* _EXERCISE OBJECTIVE_:
Scan the material that follows. Copy every line containing the word "name".

* _PROVIDED DATA_:
◆ ◆ ◆

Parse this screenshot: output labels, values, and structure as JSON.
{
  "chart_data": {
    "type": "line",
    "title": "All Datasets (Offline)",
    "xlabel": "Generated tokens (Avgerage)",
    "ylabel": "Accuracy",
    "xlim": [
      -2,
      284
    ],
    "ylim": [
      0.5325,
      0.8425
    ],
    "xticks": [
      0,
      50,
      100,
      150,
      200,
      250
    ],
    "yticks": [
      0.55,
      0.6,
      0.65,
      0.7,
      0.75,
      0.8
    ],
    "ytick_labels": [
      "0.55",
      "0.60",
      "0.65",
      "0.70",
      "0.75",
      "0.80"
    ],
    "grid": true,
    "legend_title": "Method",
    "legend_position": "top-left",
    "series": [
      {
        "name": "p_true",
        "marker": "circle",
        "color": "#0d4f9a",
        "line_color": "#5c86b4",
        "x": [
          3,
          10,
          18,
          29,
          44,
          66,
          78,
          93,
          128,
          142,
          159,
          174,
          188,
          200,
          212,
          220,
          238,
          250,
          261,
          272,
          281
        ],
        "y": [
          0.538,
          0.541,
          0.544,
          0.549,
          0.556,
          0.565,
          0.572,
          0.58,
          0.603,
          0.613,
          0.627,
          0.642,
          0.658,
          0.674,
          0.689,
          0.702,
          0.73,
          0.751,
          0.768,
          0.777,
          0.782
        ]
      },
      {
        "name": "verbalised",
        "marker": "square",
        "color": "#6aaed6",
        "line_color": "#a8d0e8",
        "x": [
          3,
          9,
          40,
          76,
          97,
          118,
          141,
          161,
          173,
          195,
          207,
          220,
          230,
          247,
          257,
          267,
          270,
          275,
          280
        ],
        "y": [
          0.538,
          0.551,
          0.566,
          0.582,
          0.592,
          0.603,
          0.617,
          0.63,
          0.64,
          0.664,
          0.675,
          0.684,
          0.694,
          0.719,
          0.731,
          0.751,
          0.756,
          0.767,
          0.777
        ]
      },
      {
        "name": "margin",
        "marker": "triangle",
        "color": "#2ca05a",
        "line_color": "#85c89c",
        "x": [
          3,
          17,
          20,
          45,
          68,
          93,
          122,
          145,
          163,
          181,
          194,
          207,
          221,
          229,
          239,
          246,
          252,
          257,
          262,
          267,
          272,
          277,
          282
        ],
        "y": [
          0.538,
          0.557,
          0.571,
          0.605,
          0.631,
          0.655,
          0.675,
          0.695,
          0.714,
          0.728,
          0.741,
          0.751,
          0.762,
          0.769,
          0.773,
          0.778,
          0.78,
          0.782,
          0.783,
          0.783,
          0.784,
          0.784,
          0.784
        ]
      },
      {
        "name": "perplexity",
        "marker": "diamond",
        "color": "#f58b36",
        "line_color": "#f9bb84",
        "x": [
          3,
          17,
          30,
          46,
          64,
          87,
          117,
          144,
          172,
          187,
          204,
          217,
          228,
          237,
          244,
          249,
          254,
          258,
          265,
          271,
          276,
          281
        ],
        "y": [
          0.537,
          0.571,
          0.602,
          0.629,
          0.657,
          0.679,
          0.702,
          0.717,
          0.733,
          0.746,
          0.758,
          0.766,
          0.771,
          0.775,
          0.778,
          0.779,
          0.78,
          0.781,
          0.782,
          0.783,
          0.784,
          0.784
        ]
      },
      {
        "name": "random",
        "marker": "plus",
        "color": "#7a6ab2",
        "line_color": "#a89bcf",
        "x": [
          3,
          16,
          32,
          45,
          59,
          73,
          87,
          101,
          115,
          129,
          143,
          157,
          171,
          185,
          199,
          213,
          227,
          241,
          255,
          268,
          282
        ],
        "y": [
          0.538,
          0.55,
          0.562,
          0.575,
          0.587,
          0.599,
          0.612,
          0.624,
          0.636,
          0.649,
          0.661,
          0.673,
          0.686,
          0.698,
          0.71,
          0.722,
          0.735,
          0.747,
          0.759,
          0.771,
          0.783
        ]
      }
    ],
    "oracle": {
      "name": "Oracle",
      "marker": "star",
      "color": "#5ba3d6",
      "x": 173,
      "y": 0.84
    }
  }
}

◆ ◆ ◆

* _TASK RESULT_:
        "name": "p_true",
        "name": "verbalised",
        "name": "margin",
        "name": "perplexity",
        "name": "random",
      "name": "Oracle",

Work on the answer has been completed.